[Start of PROVIDED INFORMATION]

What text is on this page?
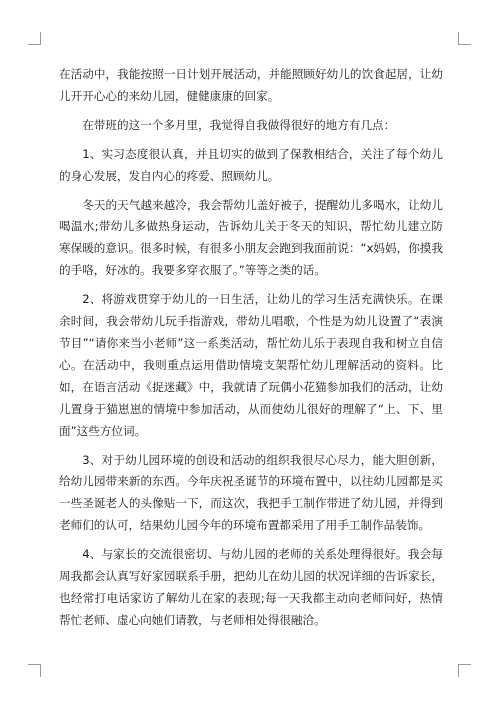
在活动中，我能按照一日计划开展活动，并能照顾好幼儿的饮食起居，让幼儿开开心心的来幼儿园，健健康康的回家。

在带班的这一个多月里，我觉得自我做得很好的地方有几点：

1、实习态度很认真，并且切实的做到了保教相结合，关注了每个幼儿的身心发展，发自内心的疼爱、照顾幼儿。

冬天的天气越来越冷，我会帮幼儿盖好被子，提醒幼儿多喝水，让幼儿喝温水;带幼儿多做热身运动，告诉幼儿关于冬天的知识，帮忙幼儿建立防寒保暖的意识。很多时候，有很多小朋友会跑到我面前说：“x妈妈，你摸我的手咯，好冰的。我要多穿衣服了。”等等之类的话。

2、将游戏贯穿于幼儿的一日生活，让幼儿的学习生活充满快乐。在课余时间，我会带幼儿玩手指游戏，带幼儿唱歌，个性是为幼儿设置了“表演节目”“请你来当小老师”这一系类活动，帮忙幼儿乐于表现自我和树立自信心。在活动中，我则重点运用借助情境支架帮忙幼儿理解活动的资料。比如，在语言活动《捉迷藏》中，我就请了玩偶小花猫参加我们的活动，让幼儿置身于猫崽崽的情境中参加活动，从而使幼儿很好的理解了“上、下、里面”这些方位词。

3、对于幼儿园环境的创设和活动的组织我很尽心尽力，能大胆创新，给幼儿园带来新的东西。今年庆祝圣诞节的环境布置中，以往幼儿园都是买一些圣诞老人的头像贴一下，而这次，我把手工制作带进了幼儿园，并得到老师们的认可，结果幼儿园今年的环境布置都采用了用手工制作品装饰。

4、与家长的交流很密切、与幼儿园的老师的关系处理得很好。我会每周我都会认真写好家园联系手册，把幼儿在幼儿园的状况详细的告诉家长，也经常打电话家访了解幼儿在家的表现;每一天我都主动向老师问好，热情帮忙老师、虚心向她们请教，与老师相处得很融洽。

[End of PROVIDED INFORMATION]

• _THE EXERCISE_
Copy every record character for character. Skip the pictures.

• _REPLY_
What text is on this page?
在活动中，我能按照一日计划开展活动，并能照顾好幼儿的饮食起居，让幼儿开开心心的来幼儿园，健健康康的回家。

在带班的这一个多月里，我觉得自我做得很好的地方有几点：

1、实习态度很认真，并且切实的做到了保教相结合，关注了每个幼儿的身心发展，发自内心的疼爱、照顾幼儿。

冬天的天气越来越冷，我会帮幼儿盖好被子，提醒幼儿多喝水，让幼儿喝温水;带幼儿多做热身运动，告诉幼儿关于冬天的知识，帮忙幼儿建立防寒保暖的意识。很多时候，有很多小朋友会跑到我面前说：“x妈妈，你摸我的手咯，好冰的。我要多穿衣服了。”等等之类的话。

2、将游戏贯穿于幼儿的一日生活，让幼儿的学习生活充满快乐。在课余时间，我会带幼儿玩手指游戏，带幼儿唱歌，个性是为幼儿设置了“表演节目”“请你来当小老师”这一系类活动，帮忙幼儿乐于表现自我和树立自信心。在活动中，我则重点运用借助情境支架帮忙幼儿理解活动的资料。比如，在语言活动《捉迷藏》中，我就请了玩偶小花猫参加我们的活动，让幼儿置身于猫崽崽的情境中参加活动，从而使幼儿很好的理解了“上、下、里面”这些方位词。

3、对于幼儿园环境的创设和活动的组织我很尽心尽力，能大胆创新，给幼儿园带来新的东西。今年庆祝圣诞节的环境布置中，以往幼儿园都是买一些圣诞老人的头像贴一下，而这次，我把手工制作带进了幼儿园，并得到老师们的认可，结果幼儿园今年的环境布置都采用了用手工制作品装饰。

4、与家长的交流很密切、与幼儿园的老师的关系处理得很好。我会每周我都会认真写好家园联系手册，把幼儿在幼儿园的状况详细的告诉家长，也经常打电话家访了解幼儿在家的表现;每一天我都主动向老师问好，热情帮忙老师、虚心向她们请教，与老师相处得很融洽。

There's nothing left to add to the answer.